_Problem to solve_
Return the listing below in full, with every line exactly as it is.

* * * * * * * * *

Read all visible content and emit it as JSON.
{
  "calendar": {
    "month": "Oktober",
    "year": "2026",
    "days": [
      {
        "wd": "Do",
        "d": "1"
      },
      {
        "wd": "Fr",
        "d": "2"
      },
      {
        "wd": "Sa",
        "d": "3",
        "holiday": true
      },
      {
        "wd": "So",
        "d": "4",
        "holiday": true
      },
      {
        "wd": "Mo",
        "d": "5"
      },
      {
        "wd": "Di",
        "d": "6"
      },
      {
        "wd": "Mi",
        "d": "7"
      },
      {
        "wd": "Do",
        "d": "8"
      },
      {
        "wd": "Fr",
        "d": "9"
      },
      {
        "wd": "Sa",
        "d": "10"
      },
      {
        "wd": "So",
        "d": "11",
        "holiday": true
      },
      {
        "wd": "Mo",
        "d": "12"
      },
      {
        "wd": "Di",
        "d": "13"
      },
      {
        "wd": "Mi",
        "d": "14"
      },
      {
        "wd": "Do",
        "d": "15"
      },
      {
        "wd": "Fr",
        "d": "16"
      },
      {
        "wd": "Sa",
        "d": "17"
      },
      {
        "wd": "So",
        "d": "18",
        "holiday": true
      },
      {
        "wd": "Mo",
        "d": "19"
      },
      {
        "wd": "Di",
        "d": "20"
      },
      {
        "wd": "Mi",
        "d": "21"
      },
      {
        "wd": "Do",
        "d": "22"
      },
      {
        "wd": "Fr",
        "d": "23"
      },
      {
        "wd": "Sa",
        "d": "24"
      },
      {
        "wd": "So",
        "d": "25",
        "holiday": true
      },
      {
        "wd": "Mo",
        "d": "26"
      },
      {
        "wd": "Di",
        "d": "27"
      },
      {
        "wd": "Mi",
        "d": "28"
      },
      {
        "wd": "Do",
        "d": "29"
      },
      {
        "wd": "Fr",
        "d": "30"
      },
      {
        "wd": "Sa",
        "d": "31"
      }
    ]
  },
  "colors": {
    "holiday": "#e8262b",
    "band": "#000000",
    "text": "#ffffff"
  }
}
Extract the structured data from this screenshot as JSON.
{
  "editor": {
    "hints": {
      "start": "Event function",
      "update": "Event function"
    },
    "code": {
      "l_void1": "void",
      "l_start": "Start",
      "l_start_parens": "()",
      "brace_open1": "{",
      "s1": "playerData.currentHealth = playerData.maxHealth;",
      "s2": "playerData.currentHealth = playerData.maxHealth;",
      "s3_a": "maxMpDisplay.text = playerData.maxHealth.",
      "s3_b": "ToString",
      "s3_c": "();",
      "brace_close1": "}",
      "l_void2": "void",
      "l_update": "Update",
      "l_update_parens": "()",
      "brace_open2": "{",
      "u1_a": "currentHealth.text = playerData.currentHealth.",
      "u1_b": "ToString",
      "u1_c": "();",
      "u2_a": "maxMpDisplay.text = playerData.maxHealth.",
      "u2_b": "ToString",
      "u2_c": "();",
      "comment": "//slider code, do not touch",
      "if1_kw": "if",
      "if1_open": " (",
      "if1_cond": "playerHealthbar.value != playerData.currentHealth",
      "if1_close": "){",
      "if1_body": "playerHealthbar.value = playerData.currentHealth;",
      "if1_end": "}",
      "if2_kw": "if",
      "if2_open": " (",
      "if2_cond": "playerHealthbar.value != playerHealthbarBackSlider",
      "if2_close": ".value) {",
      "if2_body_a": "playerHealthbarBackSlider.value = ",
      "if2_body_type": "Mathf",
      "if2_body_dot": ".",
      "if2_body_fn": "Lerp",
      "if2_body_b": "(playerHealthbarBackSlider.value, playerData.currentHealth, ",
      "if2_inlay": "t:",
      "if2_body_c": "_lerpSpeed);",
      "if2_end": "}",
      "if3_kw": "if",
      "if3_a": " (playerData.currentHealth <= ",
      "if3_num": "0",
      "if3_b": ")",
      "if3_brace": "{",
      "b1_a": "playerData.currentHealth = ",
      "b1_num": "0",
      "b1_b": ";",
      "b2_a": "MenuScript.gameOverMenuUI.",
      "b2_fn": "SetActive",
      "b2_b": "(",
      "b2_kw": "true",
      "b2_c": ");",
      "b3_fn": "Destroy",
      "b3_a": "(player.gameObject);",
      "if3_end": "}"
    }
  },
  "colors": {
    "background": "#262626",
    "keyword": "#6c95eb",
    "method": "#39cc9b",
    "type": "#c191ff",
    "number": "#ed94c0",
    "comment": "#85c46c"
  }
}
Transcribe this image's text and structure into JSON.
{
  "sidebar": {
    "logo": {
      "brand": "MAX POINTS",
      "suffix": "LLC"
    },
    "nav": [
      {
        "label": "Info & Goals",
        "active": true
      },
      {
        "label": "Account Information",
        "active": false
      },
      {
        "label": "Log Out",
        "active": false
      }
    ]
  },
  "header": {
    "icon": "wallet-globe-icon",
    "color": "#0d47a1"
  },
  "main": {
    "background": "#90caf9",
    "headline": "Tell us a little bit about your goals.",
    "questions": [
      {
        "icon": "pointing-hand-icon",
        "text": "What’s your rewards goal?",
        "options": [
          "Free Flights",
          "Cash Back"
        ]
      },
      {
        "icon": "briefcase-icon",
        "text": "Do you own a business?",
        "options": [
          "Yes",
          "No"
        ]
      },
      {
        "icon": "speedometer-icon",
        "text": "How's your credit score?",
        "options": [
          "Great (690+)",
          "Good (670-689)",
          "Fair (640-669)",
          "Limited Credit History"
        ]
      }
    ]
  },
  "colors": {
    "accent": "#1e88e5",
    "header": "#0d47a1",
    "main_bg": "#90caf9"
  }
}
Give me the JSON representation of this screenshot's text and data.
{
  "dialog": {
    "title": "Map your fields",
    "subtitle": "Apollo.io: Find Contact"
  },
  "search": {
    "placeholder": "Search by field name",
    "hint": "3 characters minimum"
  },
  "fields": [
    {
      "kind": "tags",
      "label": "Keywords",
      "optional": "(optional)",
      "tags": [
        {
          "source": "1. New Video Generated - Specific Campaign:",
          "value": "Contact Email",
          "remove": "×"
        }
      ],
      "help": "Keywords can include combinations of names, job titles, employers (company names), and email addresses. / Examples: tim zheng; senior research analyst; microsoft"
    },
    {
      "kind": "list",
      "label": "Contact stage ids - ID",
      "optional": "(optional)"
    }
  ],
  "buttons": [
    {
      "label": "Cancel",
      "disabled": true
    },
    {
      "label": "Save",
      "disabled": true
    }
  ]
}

* * * * * * * * *

_Result of the task_
Read all visible content and emit it as JSON.
{
  "calendar": {
    "month": "Oktober",
    "year": "2026",
    "days": [
      {
        "wd": "Do",
        "d": "1"
      },
      {
        "wd": "Fr",
        "d": "2"
      },
      {
        "wd": "Sa",
        "d": "3",
        "holiday": true
      },
      {
        "wd": "So",
        "d": "4",
        "holiday": true
      },
      {
        "wd": "Mo",
        "d": "5"
      },
      {
        "wd": "Di",
        "d": "6"
      },
      {
        "wd": "Mi",
        "d": "7"
      },
      {
        "wd": "Do",
        "d": "8"
      },
      {
        "wd": "Fr",
        "d": "9"
      },
      {
        "wd": "Sa",
        "d": "10"
      },
      {
        "wd": "So",
        "d": "11",
        "holiday": true
      },
      {
        "wd": "Mo",
        "d": "12"
      },
      {
        "wd": "Di",
        "d": "13"
      },
      {
        "wd": "Mi",
        "d": "14"
      },
      {
        "wd": "Do",
        "d": "15"
      },
      {
        "wd": "Fr",
        "d": "16"
      },
      {
        "wd": "Sa",
        "d": "17"
      },
      {
        "wd": "So",
        "d": "18",
        "holiday": true
      },
      {
        "wd": "Mo",
        "d": "19"
      },
      {
        "wd": "Di",
        "d": "20"
      },
      {
        "wd": "Mi",
        "d": "21"
      },
      {
        "wd": "Do",
        "d": "22"
      },
      {
        "wd": "Fr",
        "d": "23"
      },
      {
        "wd": "Sa",
        "d": "24"
      },
      {
        "wd": "So",
        "d": "25",
        "holiday": true
      },
      {
        "wd": "Mo",
        "d": "26"
      },
      {
        "wd": "Di",
        "d": "27"
      },
      {
        "wd": "Mi",
        "d": "28"
      },
      {
        "wd": "Do",
        "d": "29"
      },
      {
        "wd": "Fr",
        "d": "30"
      },
      {
        "wd": "Sa",
        "d": "31"
      }
    ]
  },
  "colors": {
    "holiday": "#e8262b",
    "band": "#000000",
    "text": "#ffffff"
  }
}
Extract the structured data from this screenshot as JSON.
{
  "editor": {
    "hints": {
      "start": "Event function",
      "update": "Event function"
    },
    "code": {
      "l_void1": "void",
      "l_start": "Start",
      "l_start_parens": "()",
      "brace_open1": "{",
      "s1": "playerData.currentHealth = playerData.maxHealth;",
      "s2": "playerData.currentHealth = playerData.maxHealth;",
      "s3_a": "maxMpDisplay.text = playerData.maxHealth.",
      "s3_b": "ToString",
      "s3_c": "();",
      "brace_close1": "}",
      "l_void2": "void",
      "l_update": "Update",
      "l_update_parens": "()",
      "brace_open2": "{",
      "u1_a": "currentHealth.text = playerData.currentHealth.",
      "u1_b": "ToString",
      "u1_c": "();",
      "u2_a": "maxMpDisplay.text = playerData.maxHealth.",
      "u2_b": "ToString",
      "u2_c": "();",
      "comment": "//slider code, do not touch",
      "if1_kw": "if",
      "if1_open": " (",
      "if1_cond": "playerHealthbar.value != playerData.currentHealth",
      "if1_close": "){",
      "if1_body": "playerHealthbar.value = playerData.currentHealth;",
      "if1_end": "}",
      "if2_kw": "if",
      "if2_open": " (",
      "if2_cond": "playerHealthbar.value != playerHealthbarBackSlider",
      "if2_close": ".value) {",
      "if2_body_a": "playerHealthbarBackSlider.value = ",
      "if2_body_type": "Mathf",
      "if2_body_dot": ".",
      "if2_body_fn": "Lerp",
      "if2_body_b": "(playerHealthbarBackSlider.value, playerData.currentHealth, ",
      "if2_inlay": "t:",
      "if2_body_c": "_lerpSpeed);",
      "if2_end": "}",
      "if3_kw": "if",
      "if3_a": " (playerData.currentHealth <= ",
      "if3_num": "0",
      "if3_b": ")",
      "if3_brace": "{",
      "b1_a": "playerData.currentHealth = ",
      "b1_num": "0",
      "b1_b": ";",
      "b2_a": "MenuScript.gameOverMenuUI.",
      "b2_fn": "SetActive",
      "b2_b": "(",
      "b2_kw": "true",
      "b2_c": ");",
      "b3_fn": "Destroy",
      "b3_a": "(player.gameObject);",
      "if3_end": "}"
    }
  },
  "colors": {
    "background": "#262626",
    "keyword": "#6c95eb",
    "method": "#39cc9b",
    "type": "#c191ff",
    "number": "#ed94c0",
    "comment": "#85c46c"
  }
}
Transcribe this image's text and structure into JSON.
{
  "sidebar": {
    "logo": {
      "brand": "MAX POINTS",
      "suffix": "LLC"
    },
    "nav": [
      {
        "label": "Info & Goals",
        "active": true
      },
      {
        "label": "Account Information",
        "active": false
      },
      {
        "label": "Log Out",
        "active": false
      }
    ]
  },
  "header": {
    "icon": "wallet-globe-icon",
    "color": "#0d47a1"
  },
  "main": {
    "background": "#90caf9",
    "headline": "Tell us a little bit about your goals.",
    "questions": [
      {
        "icon": "pointing-hand-icon",
        "text": "What’s your rewards goal?",
        "options": [
          "Free Flights",
          "Cash Back"
        ]
      },
      {
        "icon": "briefcase-icon",
        "text": "Do you own a business?",
        "options": [
          "Yes",
          "No"
        ]
      },
      {
        "icon": "speedometer-icon",
        "text": "How's your credit score?",
        "options": [
          "Great (690+)",
          "Good (670-689)",
          "Fair (640-669)",
          "Limited Credit History"
        ]
      }
    ]
  },
  "colors": {
    "accent": "#1e88e5",
    "header": "#0d47a1",
    "main_bg": "#90caf9"
  }
}
Give me the JSON representation of this screenshot's text and data.
{
  "dialog": {
    "title": "Map your fields",
    "subtitle": "Apollo.io: Find Contact"
  },
  "search": {
    "placeholder": "Search by field name",
    "hint": "3 characters minimum"
  },
  "fields": [
    {
      "kind": "tags",
      "label": "Keywords",
      "optional": "(optional)",
      "tags": [
        {
          "source": "1. New Video Generated - Specific Campaign:",
          "value": "Contact Email",
          "remove": "×"
        }
      ],
      "help": "Keywords can include combinations of names, job titles, employers (company names), and email addresses. / Examples: tim zheng; senior research analyst; microsoft"
    },
    {
      "kind": "list",
      "label": "Contact stage ids - ID",
      "optional": "(optional)"
    }
  ],
  "buttons": [
    {
      "label": "Cancel",
      "disabled": true
    },
    {
      "label": "Save",
      "disabled": true
    }
  ]
}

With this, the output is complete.